# FRAGMENTO DEL TEXTO
▽

Claudio
Ferrufino-Coqueugniot
Bombas han
reemplazado el ritmo del pop. Pop pop, rifles francotiradores. Sonido de
tostado.
Subía por
la calle Lva Tolstoho hasta la Nazarivska, bordeando el parque de la
universidad. Hacia la izquierda. De ahí a la derecha y luego cruzar por un paso
a nivel el bulevar Taras Shevchenko. Kiev.
Al
restaurante georgiano Chachapuri llegó la bella Viktoriia. Aguardiente y
deliciosa comida plena de especias. El otoño me había puesto encima un abrigo
como el de Maigret, negro, que compré en mi juventud en Washington DC. Hablamos
de Bolivia y de tantas cosas. Nos acompañaba Irina, no la mía, que contaba
desastres de su antiguo marido español.
Pienso en
mí bajando las calles hasta el viejo edificio soviético en el número 22. Olor a
café casero que se vende en la vereda. Al frente, la florista arreglando rosas
con afán de peluquera. No entro aún, camino hasta el mercado de la esquina y
compro chorizos rosados para el desayuno de mañana. Los mezclaré con huevos. Amenaza
lluvia en Kiev. Una hermosa mujer vino acompañada a verme. Llevaba sombrero
negro para dar penumbra a los brillantes ojos grises. Vive en las afueras de la
capital. No hablo por más de un año con ella. Le pregunto, días atrás, si está
bien. Tengo miedo, responde, vemos la posibilidad de huir hacia los Cárpatos. Dijo
que le gustaba bailar salsa. Hoy hay ritmo de cañones. El Enfermo ha decidido
invadir. Tiene la triste mente llena de falsas historias, de grandezas mal
contadas que lo drogaron con deleites proféticos. Criticó a Lenin respecto a
Ucrania, desdibujando la época, obviando las características de los días. Redujo
la complejidad de una tierra inmensa, que aunque políticamente y dadas las
circunstancias de guerra permanente tenía reducida geografía alrededor de lo
que se llamó el Hetmanato, era sin embargo extendida, casi sin límites. Cierto
que hoy los cosacos del Don y los del Kubán reconocen a Rusia como patria;
entonces era sociedad de hombres libres, a caballo, que fue aglutinándose de a
poco dentro de límites para preservarse. Pero tampoco Ucrania es toda cosaca.

△

# DATOS MOSTRADOS
▽

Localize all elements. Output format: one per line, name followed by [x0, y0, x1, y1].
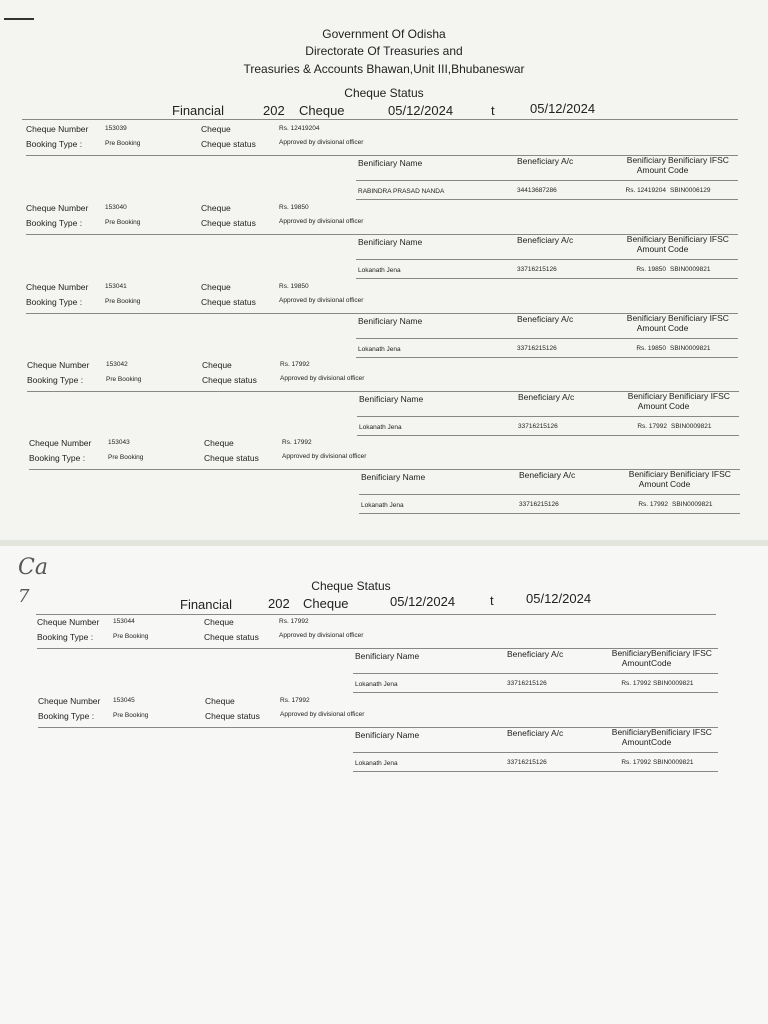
beneficiary-ac-header: Beneficiary A/c: [518, 392, 575, 402]
beneficiary-amount-header: Benificiary Amount: [611, 648, 651, 668]
beneficiary-name-header: Benificiary Name: [355, 730, 420, 740]
cheque-status-label: Cheque status: [204, 632, 259, 642]
beneficiary-name-value: Lokanath Jena: [361, 502, 404, 509]
cheque-amount-value: Rs. 19850: [279, 204, 309, 211]
beneficiary-name-value: Lokanath Jena: [358, 346, 401, 353]
record-bottom-rule: [353, 771, 718, 772]
cheque-label: Cheque: [204, 438, 234, 448]
booking-type-label: Booking Type :: [26, 139, 83, 149]
cheque-status-value: Approved by divisional officer: [282, 453, 367, 460]
booking-type-value: Pre Booking: [113, 712, 149, 719]
booking-type-value: Pre Booking: [105, 219, 141, 226]
filter-year: 202: [263, 103, 285, 118]
beneficiary-name-header: Benificiary Name: [358, 237, 423, 247]
filter-year-page-2: 202: [268, 596, 290, 611]
handwritten-scribble: Ca: [18, 555, 48, 580]
filter-cheque: Cheque: [299, 103, 345, 118]
beneficiary-ac-header: Beneficiary A/c: [507, 649, 564, 659]
cheque-label: Cheque: [201, 203, 231, 213]
margin-dash: [4, 18, 34, 20]
cheque-number-label: Cheque Number: [37, 617, 100, 627]
filter-to-date: 05/12/2024: [530, 101, 596, 116]
status-title-page-2: Cheque Status: [311, 579, 391, 593]
beneficiary-ifsc-value: SBIN0009821: [671, 423, 712, 430]
cheque-status-label: Cheque status: [201, 218, 256, 228]
beneficiary-ac-header: Beneficiary A/c: [517, 314, 574, 324]
beneficiary-name-header: Benificiary Name: [358, 158, 423, 168]
beneficiary-header-rule: [353, 752, 718, 753]
beneficiary-name-value: Lokanath Jena: [355, 681, 398, 688]
record-bottom-rule: [356, 278, 738, 279]
cheque-number-value: 153043: [108, 439, 130, 446]
filter-financial: Financial: [172, 103, 225, 118]
cheque-number-label: Cheque Number: [38, 696, 101, 706]
beneficiary-ifsc-header: Benificiary IFSC Code: [668, 234, 729, 254]
cheque-amount-value: Rs. 17992: [282, 439, 312, 446]
booking-type-label: Booking Type :: [29, 453, 86, 463]
header-line-1: Government Of Odisha: [322, 27, 446, 41]
status-title: Cheque Status: [344, 86, 424, 100]
beneficiary-ifsc-header: Benificiary IFSC Code: [651, 648, 712, 668]
cheque-status-label: Cheque status: [205, 711, 260, 721]
cheque-label: Cheque: [204, 617, 234, 627]
header-rule: [22, 119, 738, 120]
cheque-label: Cheque: [201, 124, 231, 134]
beneficiary-amount-value: Rs. 19850: [636, 266, 666, 273]
cheque-label: Cheque: [201, 282, 231, 292]
beneficiary-amount-value: Rs. 17992: [637, 423, 667, 430]
cheque-number-label: Cheque Number: [26, 282, 89, 292]
beneficiary-ifsc-value: SBIN0009821: [670, 345, 711, 352]
beneficiary-name-value: Lokanath Jena: [355, 760, 398, 767]
beneficiary-amount-value: Rs. 19850: [636, 345, 666, 352]
booking-type-label: Booking Type :: [27, 375, 84, 385]
beneficiary-ifsc-header: Benificiary IFSC Code: [669, 391, 730, 411]
beneficiary-name-value: Lokanath Jena: [358, 267, 401, 274]
beneficiary-ifsc-value: SBIN0009821: [670, 266, 711, 273]
cheque-number-value: 153040: [105, 204, 127, 211]
filter-financial-page-2: Financial: [180, 597, 233, 612]
beneficiary-ac-value: 33716215126: [517, 266, 557, 273]
cheque-status-value: Approved by divisional officer: [280, 375, 365, 382]
beneficiary-ifsc-header: Benificiary IFSC Code: [670, 469, 731, 489]
cheque-label: Cheque: [205, 696, 235, 706]
beneficiary-ac-header: Beneficiary A/c: [517, 235, 574, 245]
cheque-status-value: Approved by divisional officer: [279, 218, 364, 225]
beneficiary-name-value: RABINDRA PRASAD NANDA: [358, 188, 445, 195]
cheque-amount-value: Rs. 17992: [279, 618, 309, 625]
beneficiary-name-header: Benificiary Name: [359, 394, 424, 404]
record-bottom-rule: [353, 692, 718, 693]
cheque-status-value: Approved by divisional officer: [280, 711, 365, 718]
cheque-status-label: Cheque status: [201, 139, 256, 149]
beneficiary-ifsc-value: SBIN0006129: [670, 187, 711, 194]
cheque-number-label: Cheque Number: [27, 360, 90, 370]
booking-type-label: Booking Type :: [38, 711, 95, 721]
booking-type-label: Booking Type :: [26, 297, 83, 307]
header-rule-page-2: [36, 614, 716, 615]
beneficiary-header-rule: [357, 416, 739, 417]
cheque-label: Cheque: [202, 360, 232, 370]
beneficiary-ac-value: 33716215126: [519, 501, 559, 508]
beneficiary-ac-value: 33716215126: [507, 680, 547, 687]
beneficiary-name-value: Lokanath Jena: [359, 424, 402, 431]
beneficiary-amount-header: Benificiary Amount: [628, 469, 668, 489]
beneficiary-amount-header: Benificiary Amount: [626, 155, 666, 175]
cheque-status-label: Cheque status: [201, 297, 256, 307]
cheque-amount-value: Rs. 17992: [280, 697, 310, 704]
booking-type-label: Booking Type :: [37, 632, 94, 642]
beneficiary-amount-header: Benificiary Amount: [626, 234, 666, 254]
beneficiary-amount-value: Rs. 17992: [638, 501, 668, 508]
beneficiary-ac-header: Beneficiary A/c: [517, 156, 574, 166]
cheque-amount-value: Rs. 12419204: [279, 125, 320, 132]
cheque-number-label: Cheque Number: [29, 438, 92, 448]
beneficiary-amount-header: Benificiary Amount: [626, 313, 666, 333]
cheque-number-value: 153042: [106, 361, 128, 368]
beneficiary-ifsc-value: SBIN0009821: [653, 680, 694, 687]
beneficiary-ac-value: 33716215126: [517, 345, 557, 352]
cheque-status-value: Approved by divisional officer: [279, 297, 364, 304]
beneficiary-header-rule: [356, 338, 738, 339]
booking-type-value: Pre Booking: [106, 376, 142, 383]
cheque-number-label: Cheque Number: [26, 124, 89, 134]
beneficiary-ifsc-value: SBIN0009821: [653, 759, 694, 766]
record-bottom-rule: [356, 199, 738, 200]
beneficiary-ifsc-header: Benificiary IFSC Code: [651, 727, 712, 747]
handwritten-scribble: 7: [18, 586, 30, 607]
beneficiary-ifsc-header: Benificiary IFSC Code: [668, 155, 729, 175]
header-line-3: Treasuries & Accounts Bhawan,Unit III,Bhubaneswar: [243, 62, 525, 76]
beneficiary-amount-value: Rs. 17992: [621, 680, 651, 687]
cheque-status-label: Cheque status: [204, 453, 259, 463]
booking-type-value: Pre Booking: [113, 633, 149, 640]
record-bottom-rule: [356, 357, 738, 358]
filter-from-date: 05/12/2024: [388, 103, 454, 118]
beneficiary-amount-header: Benificiary Amount: [611, 727, 651, 747]
beneficiary-amount-value: Rs. 17992: [621, 759, 651, 766]
booking-type-value: Pre Booking: [105, 298, 141, 305]
cheque-amount-value: Rs. 17992: [280, 361, 310, 368]
filter-to-date-page-2: 05/12/2024: [526, 591, 592, 606]
booking-type-label: Booking Type :: [26, 218, 83, 228]
beneficiary-ac-value: 34413687286: [517, 187, 557, 194]
header-line-2: Directorate Of Treasuries and: [305, 44, 463, 58]
filter-from-date-page-2: 05/12/2024: [390, 594, 456, 609]
cheque-status-value: Approved by divisional officer: [279, 632, 364, 639]
cheque-status-label: Cheque status: [202, 375, 257, 385]
beneficiary-ac-header: Beneficiary A/c: [507, 728, 564, 738]
beneficiary-header-rule: [353, 673, 718, 674]
beneficiary-ac-header: Beneficiary A/c: [519, 470, 576, 480]
cheque-status-value: Approved by divisional officer: [279, 139, 364, 146]
filter-cheque-page-2: Cheque: [303, 596, 349, 611]
cheque-number-value: 153044: [113, 618, 135, 625]
filter-to-label-page-2: t: [490, 593, 494, 608]
record-bottom-rule: [359, 513, 740, 514]
beneficiary-name-header: Benificiary Name: [361, 472, 426, 482]
beneficiary-name-header: Benificiary Name: [358, 316, 423, 326]
cheque-number-value: 153041: [105, 283, 127, 290]
beneficiary-header-rule: [356, 180, 738, 181]
cheque-number-label: Cheque Number: [26, 203, 89, 213]
beneficiary-header-rule: [359, 494, 740, 495]
beneficiary-ifsc-header: Benificiary IFSC Code: [668, 313, 729, 333]
beneficiary-ifsc-value: SBIN0009821: [672, 501, 713, 508]
cheque-number-value: 153039: [105, 125, 127, 132]
cheque-number-value: 153045: [113, 697, 135, 704]
booking-type-value: Pre Booking: [105, 140, 141, 147]
filter-to-label: t: [491, 103, 495, 118]
beneficiary-amount-value: Rs. 12419204: [625, 187, 666, 194]
cheque-amount-value: Rs. 19850: [279, 283, 309, 290]
booking-type-value: Pre Booking: [108, 454, 144, 461]
beneficiary-ac-value: 33716215126: [518, 423, 558, 430]
beneficiary-amount-header: Benificiary Amount: [627, 391, 667, 411]
record-bottom-rule: [357, 435, 739, 436]
beneficiary-ac-value: 33716215126: [507, 759, 547, 766]
beneficiary-header-rule: [356, 259, 738, 260]
beneficiary-name-header: Benificiary Name: [355, 651, 420, 661]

△

# EJERCICIOS PROPUESTOS
**a)** Responde estas preguntas sobre el texto sobre Kiev:
(i) ¿Dónde compró el narrador el abrigo negro?
(ii) ¿Qué compra en el mercado de la esquina?
(iii) ¿Hacia dónde piensa huir la mujer que vive en las afueras de la capital?
**b)** Según el texto sobre Kiev, ¿por qué la sociedad cosaca fue aglutinándose poco a poco dentro de ciertos límites?
**c)** Prosigue el texto sobre Kiev a partir de su última oración.
Los datos son material aparte, independiente del texto sobre Kiev.

# RESPUESTAS DEL EJERCICIO
**a)**
(i) En Washington DC, en su juventud.
(ii) Chorizos rosados para el desayuno del día siguiente.
(iii) Hacia los Cárpatos.

**b)** Lo hizo para preservarse. En aquella época era una sociedad de hombres libres que andaban a caballo.

**c)**
Lo dicho,
sociedad compleja que los opinadores lameculos de Vladimir Putin arrancan de
los cabellos en la Wikipedia y se enseñorean de la verdad sin saber nada. Por
ahí leí que rescataban a Stepan Bandera, líder nacionalista ucraniano,
simpatizante de los nazis a los que sin embargo también combatió, para aceptar
la patraña de la “desnazificación” en la narrativa del Enfermo. Son quienes
prefieren picotear migajas históricas aquí y allá, que no tienen temple para
revisar si lo que rebuznan es cierto. El nacionalismo ucraniano es de larga
cronología, y de triste memoria. Yo vivía en Kiev en la calle de León Tolstoi;
la calle paralela era la de Semyon Petliura, atamán nacionalista de quien
afirman que fue, después de Hitler, el mayor exterminador de judíos. El que
haya estatuas de Bandera, y calles de Petliura no es motivo para invadir un
país desconociendo sus raíces. Si marxistos y masistos chillan excitados ante
el pecho lampiño de Vladimiro a caballo, será que se excedieron con el viagra
para marimachos, ya que otra cosa no entiendo, o hay un desfase ideológico
mayor o solo mierda en la cabeza.
Decirles a
estos, y si se pudiera a la escoria de Putin y sus gorilas, que los que lo
combaten ahora son los ucranianos del este, aquellos que hablan ruso y que
debieran sentirse afines con sus vecinos. Dudo que los rusos avancen más, la
guerra ya está perdida para ellos, así se ensañen con pasión de matarifes con
mujeres y niños. Si lograran conquistar Kiev y llegar al oeste tropezarían con
el corazón del nacionalismo ucraniano, el que en guerra de guerrillas excedió
incluso la muerte de Stalin, en los Cárpatos, en Volinia y en Galitzia. Allí
donde el ejército rebelde de Bandera y otros, responsables de “limpieza étnica”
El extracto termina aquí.